▶ [Instructions for the task] Find every line with "hours" in it, then report how many there are and nothing more.

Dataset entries
------------------------------------------------
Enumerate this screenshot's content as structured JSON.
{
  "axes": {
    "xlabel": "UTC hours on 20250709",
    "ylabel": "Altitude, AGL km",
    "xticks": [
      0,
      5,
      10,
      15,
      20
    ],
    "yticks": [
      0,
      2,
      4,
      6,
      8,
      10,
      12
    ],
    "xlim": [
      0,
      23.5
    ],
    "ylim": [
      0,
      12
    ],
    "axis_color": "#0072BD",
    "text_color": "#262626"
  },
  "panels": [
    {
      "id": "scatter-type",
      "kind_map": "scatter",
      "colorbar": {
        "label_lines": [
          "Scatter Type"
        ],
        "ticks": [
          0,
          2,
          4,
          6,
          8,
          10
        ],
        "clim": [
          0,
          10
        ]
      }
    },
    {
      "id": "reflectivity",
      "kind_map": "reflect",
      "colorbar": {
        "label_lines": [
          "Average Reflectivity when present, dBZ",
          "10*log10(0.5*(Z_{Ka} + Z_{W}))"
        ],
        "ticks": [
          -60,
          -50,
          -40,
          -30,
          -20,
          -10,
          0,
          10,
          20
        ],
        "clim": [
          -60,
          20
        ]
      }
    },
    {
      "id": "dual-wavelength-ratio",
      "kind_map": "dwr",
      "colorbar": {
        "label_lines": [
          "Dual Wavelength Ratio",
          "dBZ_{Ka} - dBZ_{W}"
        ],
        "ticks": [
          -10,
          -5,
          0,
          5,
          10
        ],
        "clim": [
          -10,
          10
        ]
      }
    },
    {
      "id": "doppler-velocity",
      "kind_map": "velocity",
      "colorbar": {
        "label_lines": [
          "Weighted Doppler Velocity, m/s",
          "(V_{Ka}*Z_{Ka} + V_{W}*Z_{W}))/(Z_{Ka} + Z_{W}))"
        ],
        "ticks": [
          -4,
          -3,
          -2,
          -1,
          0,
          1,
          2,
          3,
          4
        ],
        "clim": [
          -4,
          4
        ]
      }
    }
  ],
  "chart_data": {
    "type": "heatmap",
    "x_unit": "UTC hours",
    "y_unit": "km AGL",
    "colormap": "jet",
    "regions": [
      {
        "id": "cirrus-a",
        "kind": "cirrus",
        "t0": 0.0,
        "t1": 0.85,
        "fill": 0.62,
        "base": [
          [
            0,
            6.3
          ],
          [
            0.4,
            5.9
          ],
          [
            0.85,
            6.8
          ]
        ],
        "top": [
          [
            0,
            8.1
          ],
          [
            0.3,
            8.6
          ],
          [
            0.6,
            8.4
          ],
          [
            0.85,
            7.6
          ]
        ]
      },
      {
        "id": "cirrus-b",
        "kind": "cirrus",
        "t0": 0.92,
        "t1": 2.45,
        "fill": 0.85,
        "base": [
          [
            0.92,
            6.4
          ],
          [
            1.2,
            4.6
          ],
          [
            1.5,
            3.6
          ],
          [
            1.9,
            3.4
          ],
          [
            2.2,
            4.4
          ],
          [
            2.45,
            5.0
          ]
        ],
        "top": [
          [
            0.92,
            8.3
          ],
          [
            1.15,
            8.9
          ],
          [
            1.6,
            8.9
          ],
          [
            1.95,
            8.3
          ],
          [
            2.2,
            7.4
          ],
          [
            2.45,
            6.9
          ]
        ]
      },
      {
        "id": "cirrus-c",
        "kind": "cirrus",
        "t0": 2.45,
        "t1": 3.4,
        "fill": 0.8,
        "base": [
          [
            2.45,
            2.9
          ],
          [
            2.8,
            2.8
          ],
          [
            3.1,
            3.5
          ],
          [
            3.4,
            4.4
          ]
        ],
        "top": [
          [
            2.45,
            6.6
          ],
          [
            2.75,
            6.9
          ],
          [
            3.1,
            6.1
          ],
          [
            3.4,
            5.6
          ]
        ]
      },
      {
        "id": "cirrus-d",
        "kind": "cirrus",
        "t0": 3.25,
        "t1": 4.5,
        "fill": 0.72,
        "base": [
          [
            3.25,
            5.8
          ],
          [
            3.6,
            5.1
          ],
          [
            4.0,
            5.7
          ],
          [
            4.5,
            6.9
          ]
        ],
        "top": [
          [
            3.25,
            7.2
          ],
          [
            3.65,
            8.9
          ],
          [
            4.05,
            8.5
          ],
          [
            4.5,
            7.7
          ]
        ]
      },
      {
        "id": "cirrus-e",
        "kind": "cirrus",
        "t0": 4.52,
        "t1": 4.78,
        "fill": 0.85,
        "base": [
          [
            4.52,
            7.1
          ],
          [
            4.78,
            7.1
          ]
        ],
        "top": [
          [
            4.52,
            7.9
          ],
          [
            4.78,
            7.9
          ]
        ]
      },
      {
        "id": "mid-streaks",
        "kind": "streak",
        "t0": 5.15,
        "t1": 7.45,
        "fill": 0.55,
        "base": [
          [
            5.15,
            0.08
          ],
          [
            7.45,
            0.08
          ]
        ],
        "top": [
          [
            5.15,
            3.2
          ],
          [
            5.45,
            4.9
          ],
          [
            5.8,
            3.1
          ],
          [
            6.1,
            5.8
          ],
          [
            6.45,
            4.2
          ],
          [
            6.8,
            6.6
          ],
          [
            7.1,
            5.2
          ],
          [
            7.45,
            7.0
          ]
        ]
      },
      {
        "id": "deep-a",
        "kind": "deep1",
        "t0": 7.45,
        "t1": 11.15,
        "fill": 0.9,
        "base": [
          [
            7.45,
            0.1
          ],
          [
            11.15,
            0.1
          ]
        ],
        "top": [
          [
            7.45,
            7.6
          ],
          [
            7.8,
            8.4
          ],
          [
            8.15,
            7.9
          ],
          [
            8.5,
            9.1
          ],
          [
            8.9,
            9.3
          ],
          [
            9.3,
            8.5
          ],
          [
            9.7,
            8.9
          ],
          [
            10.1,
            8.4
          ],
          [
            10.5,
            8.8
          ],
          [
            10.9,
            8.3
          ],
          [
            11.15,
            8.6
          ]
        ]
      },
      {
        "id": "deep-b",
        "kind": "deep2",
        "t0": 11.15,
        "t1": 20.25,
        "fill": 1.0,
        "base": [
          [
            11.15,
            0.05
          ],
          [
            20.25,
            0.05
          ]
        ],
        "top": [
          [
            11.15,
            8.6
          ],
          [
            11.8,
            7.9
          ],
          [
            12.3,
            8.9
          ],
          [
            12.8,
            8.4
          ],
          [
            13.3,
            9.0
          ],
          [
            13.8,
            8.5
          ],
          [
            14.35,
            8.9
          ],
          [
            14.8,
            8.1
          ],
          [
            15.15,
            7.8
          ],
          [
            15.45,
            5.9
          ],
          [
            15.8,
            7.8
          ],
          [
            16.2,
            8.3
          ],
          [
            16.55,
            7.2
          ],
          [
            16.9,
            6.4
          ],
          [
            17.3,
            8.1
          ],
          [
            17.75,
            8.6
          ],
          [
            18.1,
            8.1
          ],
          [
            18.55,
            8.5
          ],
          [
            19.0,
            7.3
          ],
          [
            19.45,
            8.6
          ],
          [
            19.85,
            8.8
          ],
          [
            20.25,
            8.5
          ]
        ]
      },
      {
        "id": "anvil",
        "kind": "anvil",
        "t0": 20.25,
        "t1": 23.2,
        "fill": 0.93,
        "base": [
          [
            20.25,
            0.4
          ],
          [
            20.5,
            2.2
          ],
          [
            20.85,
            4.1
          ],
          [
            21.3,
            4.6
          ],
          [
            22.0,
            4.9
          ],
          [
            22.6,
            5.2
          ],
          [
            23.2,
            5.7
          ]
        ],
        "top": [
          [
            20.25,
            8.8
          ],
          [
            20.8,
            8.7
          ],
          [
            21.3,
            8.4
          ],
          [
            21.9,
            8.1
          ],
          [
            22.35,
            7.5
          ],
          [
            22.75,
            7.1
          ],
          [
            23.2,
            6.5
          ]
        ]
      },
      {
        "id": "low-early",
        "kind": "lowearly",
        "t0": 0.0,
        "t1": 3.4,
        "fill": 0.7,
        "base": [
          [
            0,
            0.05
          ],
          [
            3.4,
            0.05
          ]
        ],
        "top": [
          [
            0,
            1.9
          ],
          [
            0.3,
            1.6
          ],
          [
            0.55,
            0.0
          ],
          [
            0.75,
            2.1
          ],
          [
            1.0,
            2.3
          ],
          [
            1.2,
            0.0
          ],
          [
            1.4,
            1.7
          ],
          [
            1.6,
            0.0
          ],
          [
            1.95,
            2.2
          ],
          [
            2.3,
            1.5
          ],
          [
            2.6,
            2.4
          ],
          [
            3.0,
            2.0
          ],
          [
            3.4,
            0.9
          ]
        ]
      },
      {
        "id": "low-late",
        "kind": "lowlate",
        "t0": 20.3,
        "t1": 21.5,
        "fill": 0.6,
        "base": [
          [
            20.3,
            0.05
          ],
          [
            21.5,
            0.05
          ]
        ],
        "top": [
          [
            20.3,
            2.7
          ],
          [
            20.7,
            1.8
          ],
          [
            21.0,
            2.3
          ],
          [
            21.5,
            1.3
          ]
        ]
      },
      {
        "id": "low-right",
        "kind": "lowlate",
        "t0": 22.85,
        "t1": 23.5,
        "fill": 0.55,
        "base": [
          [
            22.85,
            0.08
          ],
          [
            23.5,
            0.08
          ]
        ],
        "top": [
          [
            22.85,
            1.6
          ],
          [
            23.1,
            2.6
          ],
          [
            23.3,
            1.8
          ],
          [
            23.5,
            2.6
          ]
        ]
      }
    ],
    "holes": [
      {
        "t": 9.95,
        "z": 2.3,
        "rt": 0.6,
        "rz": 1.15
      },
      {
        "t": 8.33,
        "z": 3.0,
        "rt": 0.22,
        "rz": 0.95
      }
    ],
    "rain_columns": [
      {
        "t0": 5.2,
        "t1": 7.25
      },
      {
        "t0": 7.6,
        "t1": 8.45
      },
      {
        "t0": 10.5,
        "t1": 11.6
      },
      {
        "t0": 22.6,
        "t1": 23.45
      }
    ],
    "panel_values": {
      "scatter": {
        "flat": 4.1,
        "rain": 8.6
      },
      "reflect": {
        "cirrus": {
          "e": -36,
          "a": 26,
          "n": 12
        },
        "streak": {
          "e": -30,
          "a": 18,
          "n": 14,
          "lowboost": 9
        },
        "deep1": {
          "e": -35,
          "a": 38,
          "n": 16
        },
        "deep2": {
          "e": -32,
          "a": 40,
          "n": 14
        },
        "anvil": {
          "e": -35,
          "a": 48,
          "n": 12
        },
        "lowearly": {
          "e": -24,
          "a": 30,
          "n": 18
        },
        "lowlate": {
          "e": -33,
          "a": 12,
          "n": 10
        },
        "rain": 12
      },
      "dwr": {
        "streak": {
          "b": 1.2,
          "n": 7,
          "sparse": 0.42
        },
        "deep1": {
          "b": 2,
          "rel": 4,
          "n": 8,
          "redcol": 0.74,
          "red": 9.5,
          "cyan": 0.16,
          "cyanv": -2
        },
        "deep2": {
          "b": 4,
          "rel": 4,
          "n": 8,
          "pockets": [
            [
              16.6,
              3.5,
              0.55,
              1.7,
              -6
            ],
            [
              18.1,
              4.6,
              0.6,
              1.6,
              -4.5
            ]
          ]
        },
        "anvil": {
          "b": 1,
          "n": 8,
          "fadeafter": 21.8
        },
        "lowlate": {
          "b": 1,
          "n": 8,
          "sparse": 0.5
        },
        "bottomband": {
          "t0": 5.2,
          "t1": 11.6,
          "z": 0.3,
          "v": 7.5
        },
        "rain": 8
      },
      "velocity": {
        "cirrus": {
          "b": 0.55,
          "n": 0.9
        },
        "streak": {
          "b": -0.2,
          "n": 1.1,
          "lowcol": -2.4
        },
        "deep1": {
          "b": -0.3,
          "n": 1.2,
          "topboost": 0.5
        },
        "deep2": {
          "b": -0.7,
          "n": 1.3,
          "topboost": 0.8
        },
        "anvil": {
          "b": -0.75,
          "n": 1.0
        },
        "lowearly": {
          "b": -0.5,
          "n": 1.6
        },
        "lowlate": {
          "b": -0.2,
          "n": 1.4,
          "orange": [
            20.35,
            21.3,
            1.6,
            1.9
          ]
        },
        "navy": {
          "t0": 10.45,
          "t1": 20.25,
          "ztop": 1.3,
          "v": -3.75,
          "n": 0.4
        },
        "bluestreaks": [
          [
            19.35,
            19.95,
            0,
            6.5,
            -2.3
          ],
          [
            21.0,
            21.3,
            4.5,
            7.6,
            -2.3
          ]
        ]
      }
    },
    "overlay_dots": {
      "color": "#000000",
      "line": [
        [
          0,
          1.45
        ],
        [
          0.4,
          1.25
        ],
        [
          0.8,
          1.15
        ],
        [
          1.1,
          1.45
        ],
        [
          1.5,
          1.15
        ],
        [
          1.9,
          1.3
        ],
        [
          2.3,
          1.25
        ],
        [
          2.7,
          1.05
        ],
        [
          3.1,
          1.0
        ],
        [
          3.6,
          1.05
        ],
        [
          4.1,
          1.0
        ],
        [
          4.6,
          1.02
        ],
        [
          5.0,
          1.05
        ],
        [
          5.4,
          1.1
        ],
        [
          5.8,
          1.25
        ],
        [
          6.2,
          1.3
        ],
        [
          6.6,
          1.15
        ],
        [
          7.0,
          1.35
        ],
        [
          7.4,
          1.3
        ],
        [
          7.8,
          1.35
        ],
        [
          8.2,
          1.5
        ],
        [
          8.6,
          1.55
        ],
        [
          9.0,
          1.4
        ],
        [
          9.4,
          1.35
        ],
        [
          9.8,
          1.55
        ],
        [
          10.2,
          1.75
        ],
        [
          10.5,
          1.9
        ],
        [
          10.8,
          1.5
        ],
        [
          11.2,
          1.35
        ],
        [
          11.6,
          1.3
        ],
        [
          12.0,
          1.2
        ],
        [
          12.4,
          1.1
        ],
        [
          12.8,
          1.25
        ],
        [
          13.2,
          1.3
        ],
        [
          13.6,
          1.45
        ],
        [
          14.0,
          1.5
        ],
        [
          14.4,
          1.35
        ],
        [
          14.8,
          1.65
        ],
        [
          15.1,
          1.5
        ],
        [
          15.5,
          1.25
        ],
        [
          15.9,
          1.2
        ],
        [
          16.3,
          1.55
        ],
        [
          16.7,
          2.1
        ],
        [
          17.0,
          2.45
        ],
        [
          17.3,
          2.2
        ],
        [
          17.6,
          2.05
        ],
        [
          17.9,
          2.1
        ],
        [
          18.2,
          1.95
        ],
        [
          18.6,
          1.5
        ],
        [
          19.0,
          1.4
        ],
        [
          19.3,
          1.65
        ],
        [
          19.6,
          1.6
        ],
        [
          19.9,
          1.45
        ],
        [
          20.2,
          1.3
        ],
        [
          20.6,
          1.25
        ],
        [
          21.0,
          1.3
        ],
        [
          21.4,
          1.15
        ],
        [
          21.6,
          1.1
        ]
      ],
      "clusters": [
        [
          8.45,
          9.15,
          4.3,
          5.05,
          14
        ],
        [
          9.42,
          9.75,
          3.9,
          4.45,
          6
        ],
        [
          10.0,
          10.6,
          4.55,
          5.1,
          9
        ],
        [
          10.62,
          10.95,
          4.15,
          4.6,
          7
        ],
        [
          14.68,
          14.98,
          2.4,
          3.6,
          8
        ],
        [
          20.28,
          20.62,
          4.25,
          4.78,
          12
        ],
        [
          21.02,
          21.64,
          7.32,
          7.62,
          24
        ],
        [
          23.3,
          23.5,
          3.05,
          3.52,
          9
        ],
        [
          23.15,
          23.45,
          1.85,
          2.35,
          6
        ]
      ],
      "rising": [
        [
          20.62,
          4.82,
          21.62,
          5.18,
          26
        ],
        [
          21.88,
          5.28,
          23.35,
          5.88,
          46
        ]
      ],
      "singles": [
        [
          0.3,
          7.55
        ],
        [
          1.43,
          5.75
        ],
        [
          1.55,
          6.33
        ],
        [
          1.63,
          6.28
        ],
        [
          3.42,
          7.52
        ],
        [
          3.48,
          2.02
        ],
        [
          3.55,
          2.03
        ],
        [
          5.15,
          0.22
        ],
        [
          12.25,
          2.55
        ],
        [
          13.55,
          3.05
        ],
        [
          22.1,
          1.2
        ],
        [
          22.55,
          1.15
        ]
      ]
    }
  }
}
------------------------------------------------
▶ [Exercise response] 2